Recorded data:
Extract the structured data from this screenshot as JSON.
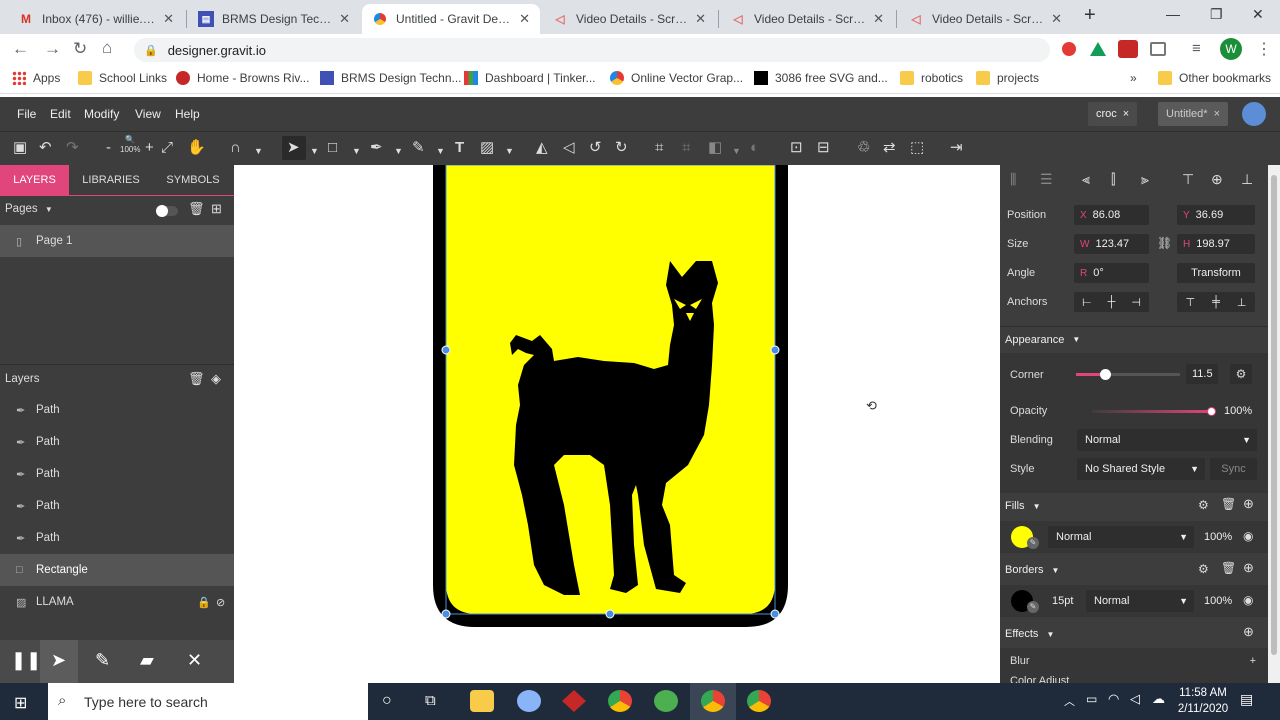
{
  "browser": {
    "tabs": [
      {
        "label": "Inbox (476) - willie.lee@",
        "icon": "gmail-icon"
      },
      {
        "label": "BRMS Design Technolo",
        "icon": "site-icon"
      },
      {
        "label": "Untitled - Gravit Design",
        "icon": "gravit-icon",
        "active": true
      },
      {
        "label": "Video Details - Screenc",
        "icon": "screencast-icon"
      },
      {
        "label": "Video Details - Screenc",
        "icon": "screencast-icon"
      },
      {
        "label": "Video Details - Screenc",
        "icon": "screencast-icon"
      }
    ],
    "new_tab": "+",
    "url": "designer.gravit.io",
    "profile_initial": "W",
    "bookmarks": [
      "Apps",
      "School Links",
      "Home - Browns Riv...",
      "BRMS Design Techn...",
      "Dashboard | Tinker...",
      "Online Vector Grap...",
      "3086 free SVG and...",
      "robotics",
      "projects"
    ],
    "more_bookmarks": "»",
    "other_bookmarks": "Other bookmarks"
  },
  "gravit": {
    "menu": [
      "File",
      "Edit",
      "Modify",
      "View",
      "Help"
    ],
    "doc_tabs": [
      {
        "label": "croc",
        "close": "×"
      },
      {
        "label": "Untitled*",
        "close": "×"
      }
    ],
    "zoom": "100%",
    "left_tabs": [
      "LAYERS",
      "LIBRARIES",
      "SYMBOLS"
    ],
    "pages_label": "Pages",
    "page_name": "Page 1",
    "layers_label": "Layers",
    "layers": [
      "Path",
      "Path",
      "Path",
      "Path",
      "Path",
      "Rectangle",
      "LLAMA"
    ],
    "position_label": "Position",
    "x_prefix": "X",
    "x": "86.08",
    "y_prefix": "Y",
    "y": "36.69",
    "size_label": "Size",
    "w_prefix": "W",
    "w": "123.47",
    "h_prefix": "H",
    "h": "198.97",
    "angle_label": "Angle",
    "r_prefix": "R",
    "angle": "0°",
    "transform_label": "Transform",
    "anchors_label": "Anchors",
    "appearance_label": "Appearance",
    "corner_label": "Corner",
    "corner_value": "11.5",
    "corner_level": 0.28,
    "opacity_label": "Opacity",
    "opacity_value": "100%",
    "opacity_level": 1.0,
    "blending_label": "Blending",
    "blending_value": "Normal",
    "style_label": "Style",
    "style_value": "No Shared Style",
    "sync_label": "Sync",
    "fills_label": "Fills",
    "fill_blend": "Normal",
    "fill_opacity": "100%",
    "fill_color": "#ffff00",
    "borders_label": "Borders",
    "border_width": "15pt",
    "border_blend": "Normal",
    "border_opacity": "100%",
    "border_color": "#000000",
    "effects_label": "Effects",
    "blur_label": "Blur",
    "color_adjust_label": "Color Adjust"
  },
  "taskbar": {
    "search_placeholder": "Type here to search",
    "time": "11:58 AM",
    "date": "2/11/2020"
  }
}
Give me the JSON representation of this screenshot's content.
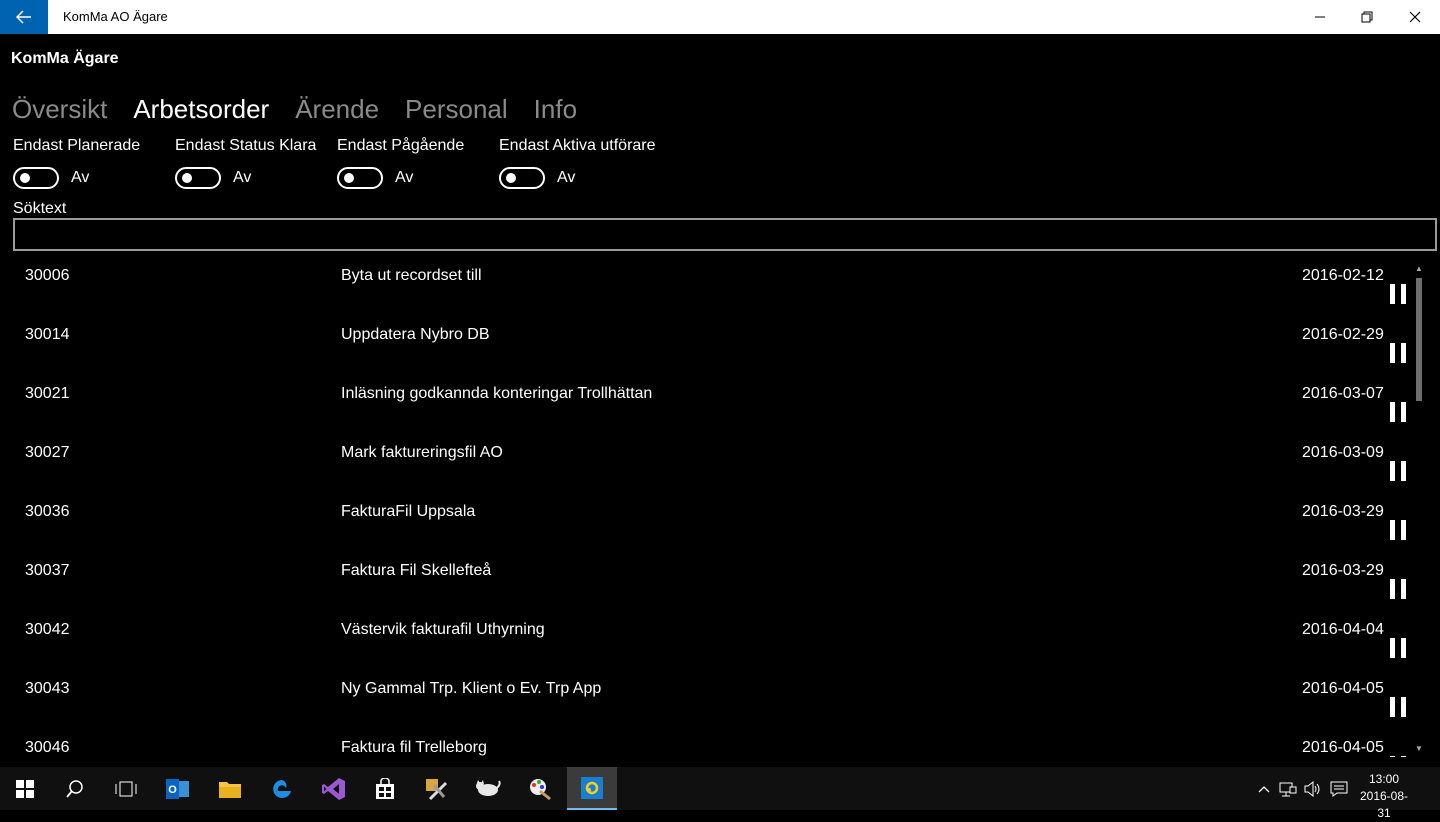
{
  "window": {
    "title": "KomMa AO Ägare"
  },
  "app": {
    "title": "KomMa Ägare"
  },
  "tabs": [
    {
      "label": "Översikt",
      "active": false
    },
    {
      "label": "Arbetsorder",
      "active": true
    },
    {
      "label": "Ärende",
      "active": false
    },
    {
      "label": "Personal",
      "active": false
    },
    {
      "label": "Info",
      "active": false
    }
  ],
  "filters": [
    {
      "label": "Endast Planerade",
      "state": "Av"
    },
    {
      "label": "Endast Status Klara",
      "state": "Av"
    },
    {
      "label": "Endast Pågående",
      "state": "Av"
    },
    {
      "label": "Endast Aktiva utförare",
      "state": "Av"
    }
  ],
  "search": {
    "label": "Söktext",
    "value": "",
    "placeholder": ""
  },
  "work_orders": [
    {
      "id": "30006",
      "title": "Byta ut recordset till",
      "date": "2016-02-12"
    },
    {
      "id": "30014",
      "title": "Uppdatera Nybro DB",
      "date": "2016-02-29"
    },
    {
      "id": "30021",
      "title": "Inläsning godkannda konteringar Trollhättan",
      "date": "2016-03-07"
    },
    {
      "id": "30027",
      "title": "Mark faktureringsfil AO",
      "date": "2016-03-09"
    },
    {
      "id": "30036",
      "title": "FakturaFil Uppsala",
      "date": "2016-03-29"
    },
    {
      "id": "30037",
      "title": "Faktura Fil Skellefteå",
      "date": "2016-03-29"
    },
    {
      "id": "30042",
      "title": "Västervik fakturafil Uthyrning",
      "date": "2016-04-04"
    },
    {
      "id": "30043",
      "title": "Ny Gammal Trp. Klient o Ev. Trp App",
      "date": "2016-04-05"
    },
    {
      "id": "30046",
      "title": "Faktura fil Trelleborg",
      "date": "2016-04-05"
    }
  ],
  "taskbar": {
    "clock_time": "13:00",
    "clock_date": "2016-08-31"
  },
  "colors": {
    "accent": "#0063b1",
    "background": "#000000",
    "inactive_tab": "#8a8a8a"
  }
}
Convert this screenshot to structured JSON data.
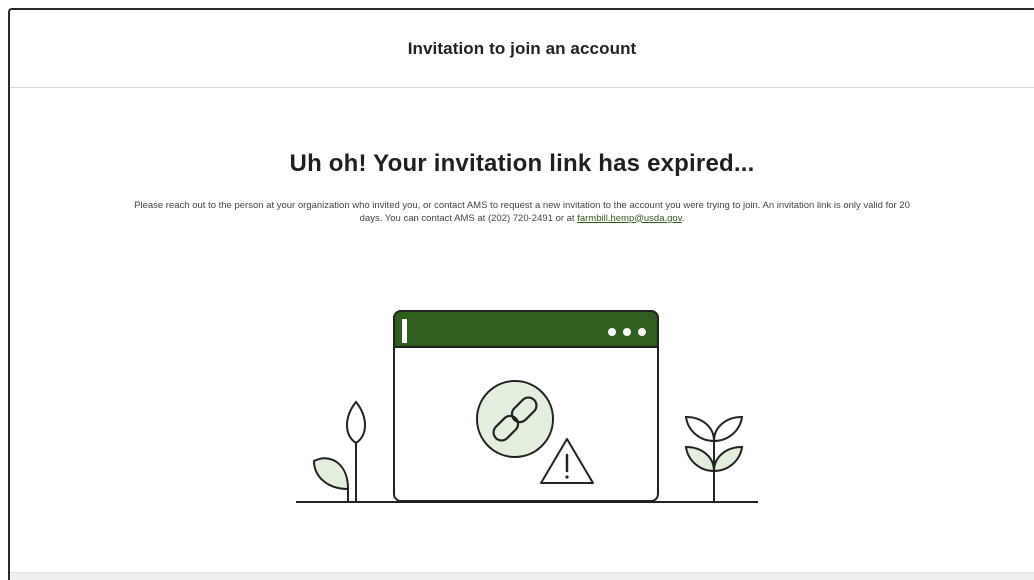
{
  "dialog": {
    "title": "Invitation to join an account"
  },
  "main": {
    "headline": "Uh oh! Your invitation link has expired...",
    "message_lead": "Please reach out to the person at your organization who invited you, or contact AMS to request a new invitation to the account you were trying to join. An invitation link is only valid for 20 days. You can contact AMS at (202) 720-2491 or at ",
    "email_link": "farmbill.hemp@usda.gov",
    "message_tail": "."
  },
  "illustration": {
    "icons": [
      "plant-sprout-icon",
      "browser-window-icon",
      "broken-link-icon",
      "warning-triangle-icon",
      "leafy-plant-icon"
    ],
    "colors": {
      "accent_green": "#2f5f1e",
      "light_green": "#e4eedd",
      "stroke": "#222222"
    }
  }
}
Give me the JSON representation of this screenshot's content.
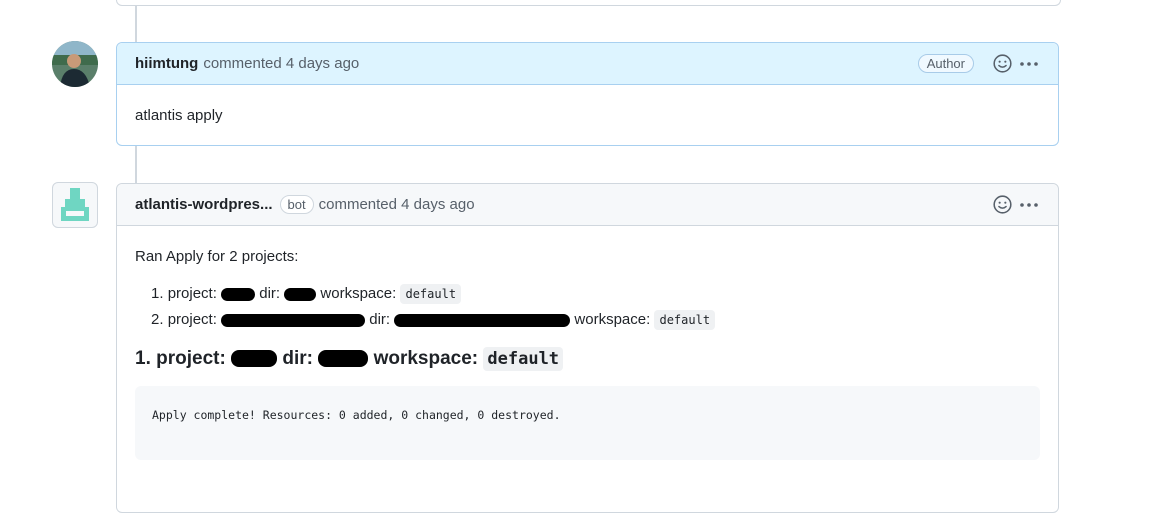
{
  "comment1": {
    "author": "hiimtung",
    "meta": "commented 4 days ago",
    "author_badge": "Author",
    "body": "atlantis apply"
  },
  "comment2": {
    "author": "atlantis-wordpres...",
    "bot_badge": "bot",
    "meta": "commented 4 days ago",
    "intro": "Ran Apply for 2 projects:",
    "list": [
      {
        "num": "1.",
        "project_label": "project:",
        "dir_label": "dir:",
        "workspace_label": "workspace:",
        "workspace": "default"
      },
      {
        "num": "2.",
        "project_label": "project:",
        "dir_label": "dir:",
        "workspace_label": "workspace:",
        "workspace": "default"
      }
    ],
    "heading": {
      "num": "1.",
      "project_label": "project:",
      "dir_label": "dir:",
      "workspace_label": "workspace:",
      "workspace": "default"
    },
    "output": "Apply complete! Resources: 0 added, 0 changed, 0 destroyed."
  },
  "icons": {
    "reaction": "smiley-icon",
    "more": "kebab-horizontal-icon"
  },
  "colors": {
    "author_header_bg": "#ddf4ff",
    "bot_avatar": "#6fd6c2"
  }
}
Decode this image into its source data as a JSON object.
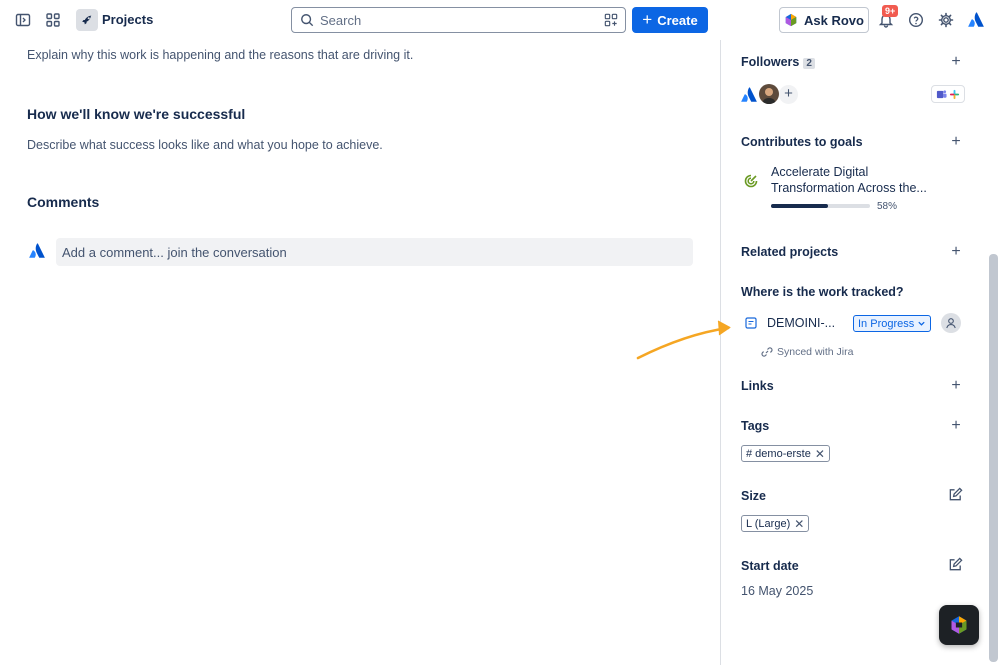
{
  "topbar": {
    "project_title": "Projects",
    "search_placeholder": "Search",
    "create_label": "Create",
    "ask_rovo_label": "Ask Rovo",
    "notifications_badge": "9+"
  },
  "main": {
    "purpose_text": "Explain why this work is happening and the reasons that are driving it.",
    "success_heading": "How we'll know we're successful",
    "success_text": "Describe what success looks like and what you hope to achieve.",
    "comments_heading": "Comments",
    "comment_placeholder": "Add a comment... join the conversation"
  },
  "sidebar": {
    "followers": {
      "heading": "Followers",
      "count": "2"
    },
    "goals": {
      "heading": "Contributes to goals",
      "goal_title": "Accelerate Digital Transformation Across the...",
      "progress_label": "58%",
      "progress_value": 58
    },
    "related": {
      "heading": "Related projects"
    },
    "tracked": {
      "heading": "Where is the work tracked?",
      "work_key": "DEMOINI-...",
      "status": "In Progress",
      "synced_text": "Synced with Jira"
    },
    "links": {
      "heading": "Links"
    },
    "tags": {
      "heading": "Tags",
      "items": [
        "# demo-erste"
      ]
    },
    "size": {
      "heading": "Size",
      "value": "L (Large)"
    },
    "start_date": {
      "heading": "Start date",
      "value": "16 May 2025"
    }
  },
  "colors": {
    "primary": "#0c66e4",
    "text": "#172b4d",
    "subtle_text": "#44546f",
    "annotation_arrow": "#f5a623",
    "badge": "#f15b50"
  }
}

THE PROBLEM. Copy all lines above containing the string "join".

OUTPUT OF THE TASK.
    "title": "Invitation to join an account"
    "message_lead": "Please reach out to the person at your organization who invited you, or contact AMS to request a new invitation to the account you were trying to join. An invitation link is only valid for 20 days. You can contact AMS at (202) 720-2491 or at ",
    "comment_placeholder": "Add a comment... join the conversation"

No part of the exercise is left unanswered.